## Exercise prompt:
Return the full listing exactly as it is written.

## The records:
(begin)

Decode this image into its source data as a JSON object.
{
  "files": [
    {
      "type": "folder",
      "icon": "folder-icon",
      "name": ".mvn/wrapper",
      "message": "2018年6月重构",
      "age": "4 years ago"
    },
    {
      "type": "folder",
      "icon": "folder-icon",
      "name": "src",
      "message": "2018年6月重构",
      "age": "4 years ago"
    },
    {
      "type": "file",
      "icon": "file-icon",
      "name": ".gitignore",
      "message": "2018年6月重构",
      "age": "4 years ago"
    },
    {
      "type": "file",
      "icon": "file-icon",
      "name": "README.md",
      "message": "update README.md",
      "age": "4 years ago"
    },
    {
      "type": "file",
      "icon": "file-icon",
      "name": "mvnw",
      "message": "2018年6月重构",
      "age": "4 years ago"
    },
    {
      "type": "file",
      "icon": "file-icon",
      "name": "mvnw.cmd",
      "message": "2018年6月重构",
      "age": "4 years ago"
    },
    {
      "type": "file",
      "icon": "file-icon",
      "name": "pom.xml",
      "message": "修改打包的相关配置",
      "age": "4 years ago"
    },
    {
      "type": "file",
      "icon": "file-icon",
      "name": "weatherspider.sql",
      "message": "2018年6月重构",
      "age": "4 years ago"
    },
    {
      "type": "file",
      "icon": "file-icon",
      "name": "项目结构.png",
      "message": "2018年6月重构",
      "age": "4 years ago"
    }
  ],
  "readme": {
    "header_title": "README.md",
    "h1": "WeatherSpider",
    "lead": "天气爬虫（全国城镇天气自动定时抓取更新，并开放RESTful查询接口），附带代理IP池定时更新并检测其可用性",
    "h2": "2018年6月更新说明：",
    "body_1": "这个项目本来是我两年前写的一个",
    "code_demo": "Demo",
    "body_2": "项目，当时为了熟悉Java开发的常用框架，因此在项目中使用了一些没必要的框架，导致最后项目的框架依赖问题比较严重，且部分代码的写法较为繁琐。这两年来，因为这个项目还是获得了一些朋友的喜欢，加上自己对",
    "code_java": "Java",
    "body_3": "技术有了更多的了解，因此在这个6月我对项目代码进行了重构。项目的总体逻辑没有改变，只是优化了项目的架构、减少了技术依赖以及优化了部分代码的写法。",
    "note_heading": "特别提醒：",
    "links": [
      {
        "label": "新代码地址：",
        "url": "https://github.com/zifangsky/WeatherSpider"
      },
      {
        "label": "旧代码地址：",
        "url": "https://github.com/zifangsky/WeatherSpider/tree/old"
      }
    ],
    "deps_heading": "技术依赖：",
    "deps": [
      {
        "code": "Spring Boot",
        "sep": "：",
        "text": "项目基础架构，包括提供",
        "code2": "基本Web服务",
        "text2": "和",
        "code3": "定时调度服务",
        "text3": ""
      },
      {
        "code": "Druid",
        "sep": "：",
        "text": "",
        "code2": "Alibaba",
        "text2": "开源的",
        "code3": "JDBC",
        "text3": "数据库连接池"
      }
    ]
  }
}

(end)

## Problem solution:
Decode this image into its source data as a JSON object.
{
  "files": [
    {
      "type": "folder",
      "icon": "folder-icon",
      "name": ".mvn/wrapper",
      "message": "2018年6月重构",
      "age": "4 years ago"
    },
    {
      "type": "folder",
      "icon": "folder-icon",
      "name": "src",
      "message": "2018年6月重构",
      "age": "4 years ago"
    },
    {
      "type": "file",
      "icon": "file-icon",
      "name": ".gitignore",
      "message": "2018年6月重构",
      "age": "4 years ago"
    },
    {
      "type": "file",
      "icon": "file-icon",
      "name": "README.md",
      "message": "update README.md",
      "age": "4 years ago"
    },
    {
      "type": "file",
      "icon": "file-icon",
      "name": "mvnw",
      "message": "2018年6月重构",
      "age": "4 years ago"
    },
    {
      "type": "file",
      "icon": "file-icon",
      "name": "mvnw.cmd",
      "message": "2018年6月重构",
      "age": "4 years ago"
    },
    {
      "type": "file",
      "icon": "file-icon",
      "name": "pom.xml",
      "message": "修改打包的相关配置",
      "age": "4 years ago"
    },
    {
      "type": "file",
      "icon": "file-icon",
      "name": "weatherspider.sql",
      "message": "2018年6月重构",
      "age": "4 years ago"
    },
    {
      "type": "file",
      "icon": "file-icon",
      "name": "项目结构.png",
      "message": "2018年6月重构",
      "age": "4 years ago"
    }
  ],
  "readme": {
    "header_title": "README.md",
    "h1": "WeatherSpider",
    "lead": "天气爬虫（全国城镇天气自动定时抓取更新，并开放RESTful查询接口），附带代理IP池定时更新并检测其可用性",
    "h2": "2018年6月更新说明：",
    "body_1": "这个项目本来是我两年前写的一个",
    "code_demo": "Demo",
    "body_2": "项目，当时为了熟悉Java开发的常用框架，因此在项目中使用了一些没必要的框架，导致最后项目的框架依赖问题比较严重，且部分代码的写法较为繁琐。这两年来，因为这个项目还是获得了一些朋友的喜欢，加上自己对",
    "code_java": "Java",
    "body_3": "技术有了更多的了解，因此在这个6月我对项目代码进行了重构。项目的总体逻辑没有改变，只是优化了项目的架构、减少了技术依赖以及优化了部分代码的写法。",
    "note_heading": "特别提醒：",
    "links": [
      {
        "label": "新代码地址：",
        "url": "https://github.com/zifangsky/WeatherSpider"
      },
      {
        "label": "旧代码地址：",
        "url": "https://github.com/zifangsky/WeatherSpider/tree/old"
      }
    ],
    "deps_heading": "技术依赖：",
    "deps": [
      {
        "code": "Spring Boot",
        "sep": "：",
        "text": "项目基础架构，包括提供",
        "code2": "基本Web服务",
        "text2": "和",
        "code3": "定时调度服务",
        "text3": ""
      },
      {
        "code": "Druid",
        "sep": "：",
        "text": "",
        "code2": "Alibaba",
        "text2": "开源的",
        "code3": "JDBC",
        "text3": "数据库连接池"
      }
    ]
  }
}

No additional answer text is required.